• What is being asked:
Transcribe the records exactly. Pictures do not belong in the transcription.
↓
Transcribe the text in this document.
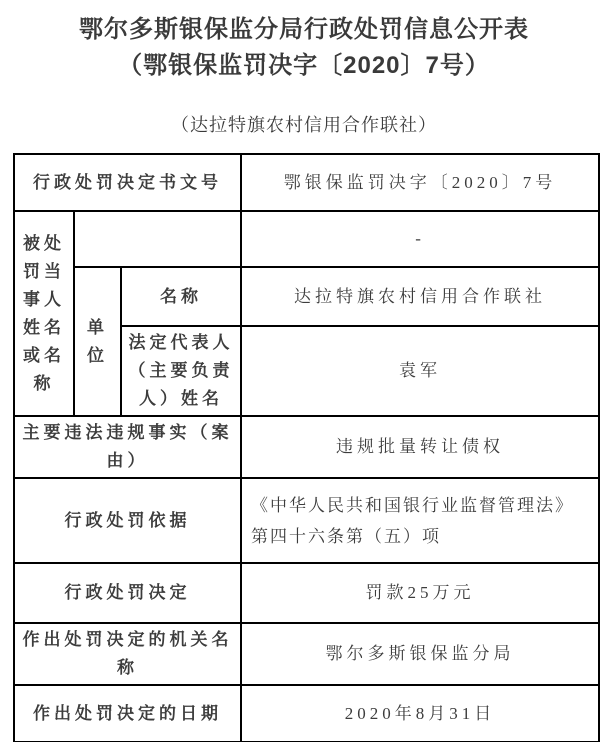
鄂尔多斯银保监分局行政处罚信息公开表
（鄂银保监罚决字〔2020〕7号）
（达拉特旗农村信用合作联社）
行政处罚决定书文号			鄂银保监罚决字〔2020〕7号
被处罚当事人姓名或名称			-
	单位	名称	达拉特旗农村信用合作联社
		法定代表人（主要负责人）姓名	袁军
主要违法违规事实（案由）			违规批量转让债权
行政处罚依据			《中华人民共和国银行业监督管理法》
第四十六条第（五）项

行政处罚决定			罚款25万元
作出处罚决定的机关名称			鄂尔多斯银保监分局
作出处罚决定的日期			2020年8月31日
↑
• Exercise solution:
Transcribe the text in this document.
鄂尔多斯银保监分局行政处罚信息公开表
（鄂银保监罚决字〔2020〕7号）
（达拉特旗农村信用合作联社）
行政处罚决定书文号			鄂银保监罚决字〔2020〕7号
被处罚当事人姓名或名称			-
	单位	名称	达拉特旗农村信用合作联社
		法定代表人（主要负责人）姓名	袁军
主要违法违规事实（案由）			违规批量转让债权
行政处罚依据			《中华人民共和国银行业监督管理法》
第四十六条第（五）项

行政处罚决定			罚款25万元
作出处罚决定的机关名称			鄂尔多斯银保监分局
作出处罚决定的日期			2020年8月31日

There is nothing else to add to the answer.